> Data shown
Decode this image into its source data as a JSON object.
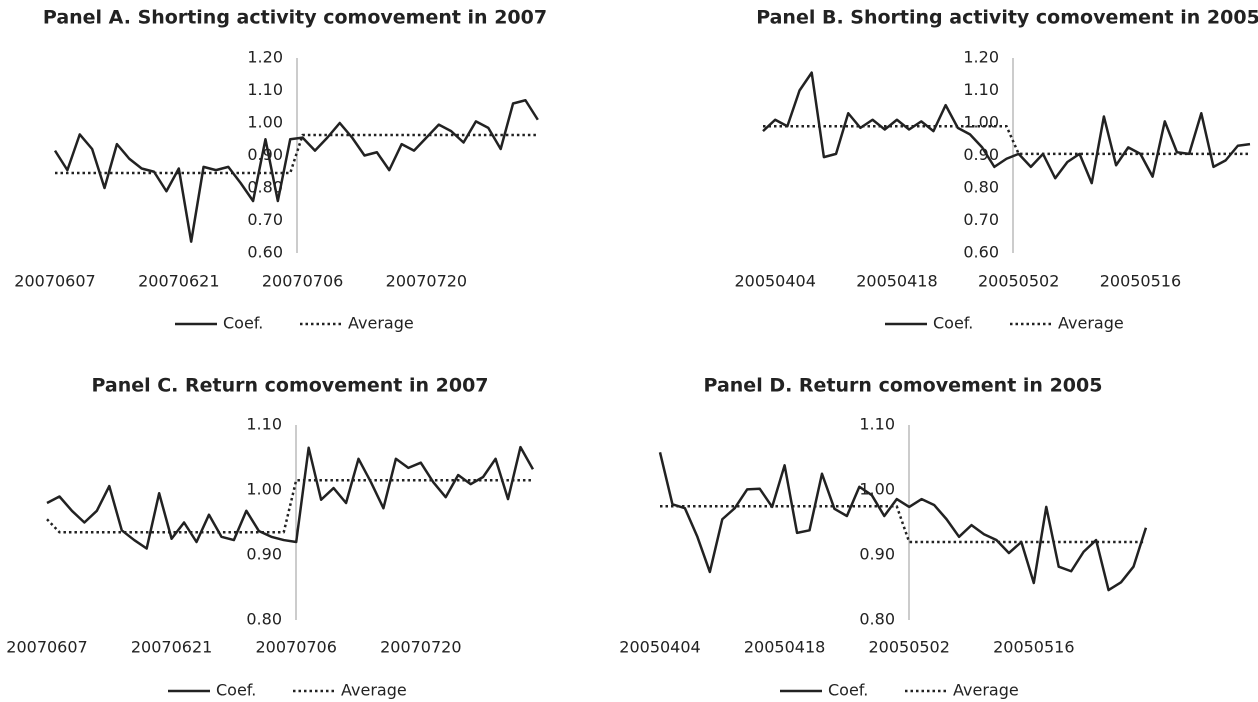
{
  "chart_data": [
    {
      "type": "line",
      "title": "Panel A. Shorting activity comovement in 2007",
      "categories": [
        "20070607",
        null,
        null,
        null,
        null,
        null,
        null,
        null,
        null,
        null,
        "20070621",
        null,
        null,
        null,
        null,
        null,
        null,
        null,
        null,
        null,
        "20070706",
        null,
        null,
        null,
        null,
        null,
        null,
        null,
        null,
        null,
        "20070720",
        null,
        null,
        null,
        null,
        null,
        null,
        null,
        null,
        null
      ],
      "series": [
        {
          "name": "Coef.",
          "color": "#222222",
          "style": "solid",
          "values": [
            0.915,
            0.855,
            0.965,
            0.92,
            0.8,
            0.935,
            0.89,
            0.86,
            0.85,
            0.79,
            0.86,
            0.635,
            0.865,
            0.855,
            0.865,
            0.815,
            0.76,
            0.95,
            0.76,
            0.95,
            0.955,
            0.915,
            0.955,
            1.0,
            0.955,
            0.9,
            0.91,
            0.855,
            0.935,
            0.915,
            0.955,
            0.995,
            0.975,
            0.94,
            1.005,
            0.985,
            0.92,
            1.06,
            1.07,
            1.01
          ]
        },
        {
          "name": "Average",
          "color": "#222222",
          "style": "dotted",
          "values": [
            0.846,
            0.846,
            0.846,
            0.846,
            0.846,
            0.846,
            0.846,
            0.846,
            0.846,
            0.846,
            0.846,
            0.846,
            0.846,
            0.846,
            0.846,
            0.846,
            0.846,
            0.846,
            0.846,
            0.846,
            0.963,
            0.963,
            0.963,
            0.963,
            0.963,
            0.963,
            0.963,
            0.963,
            0.963,
            0.963,
            0.963,
            0.963,
            0.963,
            0.963,
            0.963,
            0.963,
            0.963,
            0.963,
            0.963,
            0.963
          ]
        }
      ],
      "ylim": [
        0.6,
        1.2
      ],
      "yticks": [
        {
          "value": 0.6,
          "label": "0.60"
        },
        {
          "value": 0.7,
          "label": "0.70"
        },
        {
          "value": 0.8,
          "label": "0.80"
        },
        {
          "value": 0.9,
          "label": "0.90"
        },
        {
          "value": 1.0,
          "label": "1.00"
        },
        {
          "value": 1.1,
          "label": "1.10"
        },
        {
          "value": 1.2,
          "label": "1.20"
        }
      ],
      "grid": false,
      "legend": "bottom"
    },
    {
      "type": "line",
      "title": "Panel B. Shorting activity comovement in 2005",
      "categories": [
        null,
        "20050404",
        null,
        null,
        null,
        null,
        null,
        null,
        null,
        null,
        null,
        "20050418",
        null,
        null,
        null,
        null,
        null,
        null,
        null,
        null,
        null,
        "20050502",
        null,
        null,
        null,
        null,
        null,
        null,
        null,
        null,
        null,
        "20050516",
        null,
        null,
        null,
        null,
        null,
        null,
        null,
        null,
        null
      ],
      "series": [
        {
          "name": "Coef.",
          "color": "#222222",
          "style": "solid",
          "values": [
            0.975,
            1.01,
            0.99,
            1.1,
            1.155,
            0.895,
            0.905,
            1.03,
            0.985,
            1.01,
            0.98,
            1.01,
            0.98,
            1.005,
            0.975,
            1.055,
            0.985,
            0.965,
            0.925,
            0.865,
            0.89,
            0.905,
            0.865,
            0.905,
            0.83,
            0.88,
            0.905,
            0.815,
            1.02,
            0.87,
            0.925,
            0.905,
            0.835,
            1.005,
            0.91,
            0.905,
            1.03,
            0.865,
            0.885,
            0.93,
            0.935
          ]
        },
        {
          "name": "Average",
          "color": "#222222",
          "style": "dotted",
          "values": [
            0.99,
            0.99,
            0.99,
            0.99,
            0.99,
            0.99,
            0.99,
            0.99,
            0.99,
            0.99,
            0.99,
            0.99,
            0.99,
            0.99,
            0.99,
            0.99,
            0.99,
            0.99,
            0.99,
            0.99,
            0.99,
            0.905,
            0.905,
            0.905,
            0.905,
            0.905,
            0.905,
            0.905,
            0.905,
            0.905,
            0.905,
            0.905,
            0.905,
            0.905,
            0.905,
            0.905,
            0.905,
            0.905,
            0.905,
            0.905,
            0.905
          ]
        }
      ],
      "ylim": [
        0.6,
        1.2
      ],
      "yticks": [
        {
          "value": 0.6,
          "label": "0.60"
        },
        {
          "value": 0.7,
          "label": "0.70"
        },
        {
          "value": 0.8,
          "label": "0.80"
        },
        {
          "value": 0.9,
          "label": "0.90"
        },
        {
          "value": 1.0,
          "label": "1.00"
        },
        {
          "value": 1.1,
          "label": "1.10"
        },
        {
          "value": 1.2,
          "label": "1.20"
        }
      ],
      "grid": false,
      "legend": "bottom"
    },
    {
      "type": "line",
      "title": "Panel C. Return comovement in 2007",
      "categories": [
        "20070607",
        null,
        null,
        null,
        null,
        null,
        null,
        null,
        null,
        null,
        "20070621",
        null,
        null,
        null,
        null,
        null,
        null,
        null,
        null,
        null,
        "20070706",
        null,
        null,
        null,
        null,
        null,
        null,
        null,
        null,
        null,
        "20070720",
        null,
        null,
        null,
        null,
        null,
        null,
        null,
        null,
        null
      ],
      "series": [
        {
          "name": "Coef.",
          "color": "#222222",
          "style": "solid",
          "values": [
            0.98,
            0.99,
            0.968,
            0.95,
            0.968,
            1.006,
            0.938,
            0.923,
            0.91,
            0.995,
            0.925,
            0.95,
            0.92,
            0.962,
            0.928,
            0.923,
            0.968,
            0.937,
            0.928,
            0.923,
            0.92,
            1.065,
            0.985,
            1.003,
            0.98,
            1.048,
            1.012,
            0.972,
            1.048,
            1.034,
            1.042,
            1.012,
            0.989,
            1.023,
            1.009,
            1.02,
            1.048,
            0.986,
            1.066,
            1.032
          ]
        },
        {
          "name": "Average",
          "color": "#222222",
          "style": "dotted",
          "values": [
            0.955,
            0.935,
            0.935,
            0.935,
            0.935,
            0.935,
            0.935,
            0.935,
            0.935,
            0.935,
            0.935,
            0.935,
            0.935,
            0.935,
            0.935,
            0.935,
            0.935,
            0.935,
            0.935,
            0.935,
            1.015,
            1.015,
            1.015,
            1.015,
            1.015,
            1.015,
            1.015,
            1.015,
            1.015,
            1.015,
            1.015,
            1.015,
            1.015,
            1.015,
            1.015,
            1.015,
            1.015,
            1.015,
            1.015,
            1.015
          ]
        }
      ],
      "ylim": [
        0.8,
        1.1
      ],
      "yticks": [
        {
          "value": 0.8,
          "label": "0.80"
        },
        {
          "value": 0.9,
          "label": "0.90"
        },
        {
          "value": 1.0,
          "label": "1.00"
        },
        {
          "value": 1.1,
          "label": "1.10"
        }
      ],
      "grid": false,
      "legend": "bottom"
    },
    {
      "type": "line",
      "title": "Panel D. Return comovement in 2005",
      "categories": [
        "20050404",
        null,
        null,
        null,
        null,
        null,
        null,
        null,
        null,
        null,
        "20050418",
        null,
        null,
        null,
        null,
        null,
        null,
        null,
        null,
        null,
        "20050502",
        null,
        null,
        null,
        null,
        null,
        null,
        null,
        null,
        null,
        "20050516",
        null,
        null,
        null,
        null,
        null,
        null,
        null,
        null,
        null
      ],
      "series": [
        {
          "name": "Coef.",
          "color": "#222222",
          "style": "solid",
          "values": [
            1.058,
            0.978,
            0.972,
            0.928,
            0.874,
            0.955,
            0.972,
            1.001,
            1.002,
            0.974,
            1.038,
            0.934,
            0.938,
            1.025,
            0.971,
            0.96,
            1.005,
            0.992,
            0.96,
            0.986,
            0.974,
            0.986,
            0.977,
            0.955,
            0.928,
            0.946,
            0.932,
            0.923,
            0.903,
            0.92,
            0.857,
            0.974,
            0.882,
            0.875,
            0.905,
            0.923,
            0.846,
            0.858,
            0.882,
            0.942
          ]
        },
        {
          "name": "Average",
          "color": "#222222",
          "style": "dotted",
          "values": [
            0.975,
            0.975,
            0.975,
            0.975,
            0.975,
            0.975,
            0.975,
            0.975,
            0.975,
            0.975,
            0.975,
            0.975,
            0.975,
            0.975,
            0.975,
            0.975,
            0.975,
            0.975,
            0.975,
            0.975,
            0.92,
            0.92,
            0.92,
            0.92,
            0.92,
            0.92,
            0.92,
            0.92,
            0.92,
            0.92,
            0.92,
            0.92,
            0.92,
            0.92,
            0.92,
            0.92,
            0.92,
            0.92,
            0.92,
            0.92
          ]
        }
      ],
      "ylim": [
        0.8,
        1.1
      ],
      "yticks": [
        {
          "value": 0.8,
          "label": "0.80"
        },
        {
          "value": 0.9,
          "label": "0.90"
        },
        {
          "value": 1.0,
          "label": "1.00"
        },
        {
          "value": 1.1,
          "label": "1.10"
        }
      ],
      "grid": false,
      "legend": "bottom"
    }
  ]
}
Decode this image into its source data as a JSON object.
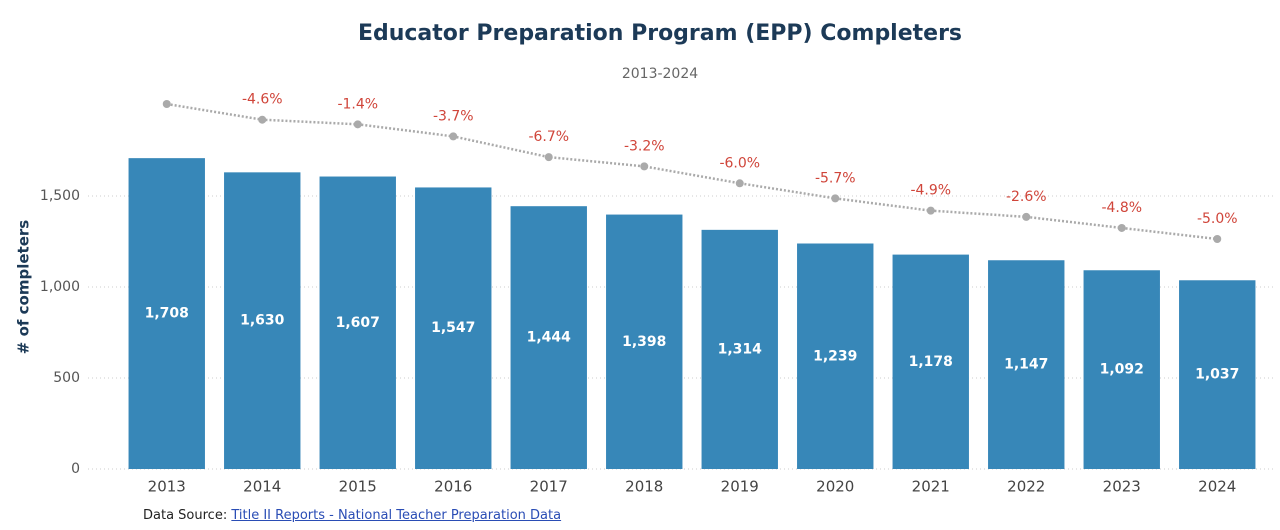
{
  "chart_data": {
    "type": "bar",
    "title": "Educator Preparation Program (EPP) Completers",
    "subtitle": "2013-2024",
    "y_label": "# of completers",
    "categories": [
      "2013",
      "2014",
      "2015",
      "2016",
      "2017",
      "2018",
      "2019",
      "2020",
      "2021",
      "2022",
      "2023",
      "2024"
    ],
    "series": [
      {
        "type": "bar",
        "color": "#3787b8",
        "values": [
          1708,
          1630,
          1607,
          1547,
          1444,
          1398,
          1314,
          1239,
          1178,
          1147,
          1092,
          1037
        ],
        "value_labels": [
          "1,708",
          "1,630",
          "1,607",
          "1,547",
          "1,444",
          "1,398",
          "1,314",
          "1,239",
          "1,178",
          "1,147",
          "1,092",
          "1,037"
        ]
      },
      {
        "type": "line",
        "axis": "y2",
        "color": "#aaaaaa",
        "values": [
          1708,
          1630,
          1607,
          1547,
          1444,
          1398,
          1314,
          1239,
          1178,
          1147,
          1092,
          1037
        ],
        "change_labels": [
          null,
          "-4.6%",
          "-1.4%",
          "-3.7%",
          "-6.7%",
          "-3.2%",
          "-6.0%",
          "-5.7%",
          "-4.9%",
          "-2.6%",
          "-4.8%",
          "-5.0%"
        ],
        "change_color": "#d0453a"
      }
    ],
    "ylim": [
      0,
      2000
    ],
    "yticks": [
      0,
      500,
      {
        "value": 1000,
        "label": "1,000"
      },
      {
        "value": 1500,
        "label": "1,500"
      }
    ],
    "y2lim": [
      -106,
      1703
    ],
    "grid": true,
    "source_prefix": "Data Source:",
    "source_link": "Title II Reports - National Teacher Preparation Data"
  }
}
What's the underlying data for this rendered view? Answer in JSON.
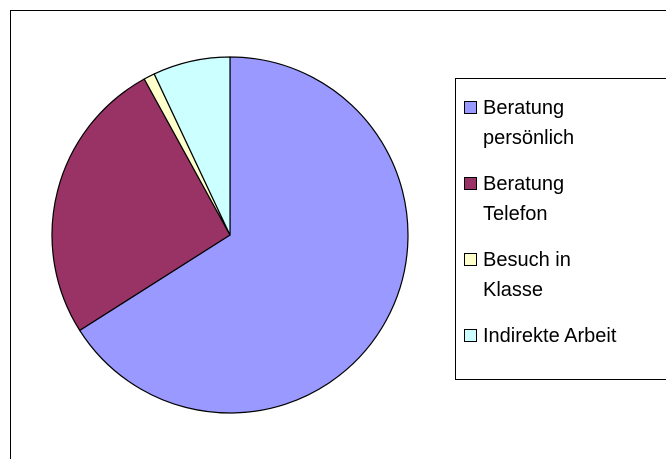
{
  "chart_data": {
    "type": "pie",
    "categories": [
      "Beratung persönlich",
      "Beratung Telefon",
      "Besuch in Klasse",
      "Indirekte Arbeit"
    ],
    "values": [
      66,
      26,
      1,
      7
    ],
    "colors": [
      "#9999ff",
      "#993366",
      "#ffffcc",
      "#ccffff"
    ],
    "legend": "right"
  }
}
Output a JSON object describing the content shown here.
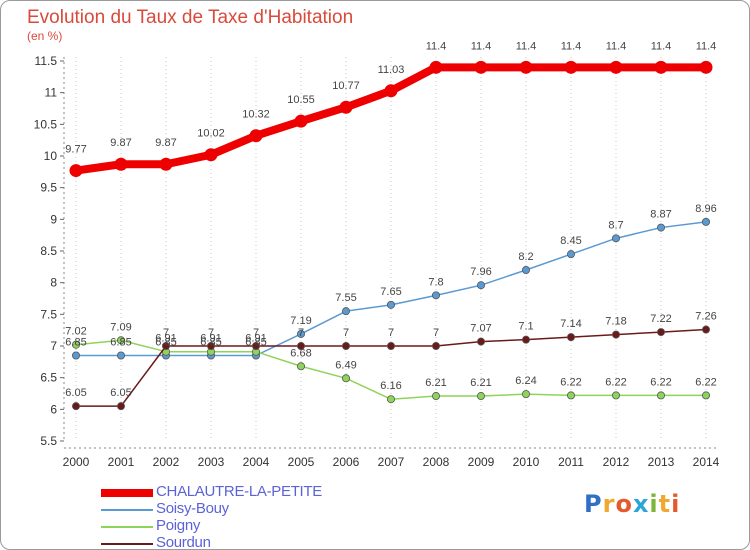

> Task statement
State how many lines in the entries above include the word "Beratung"; reply with the number alone.

> Answer below
2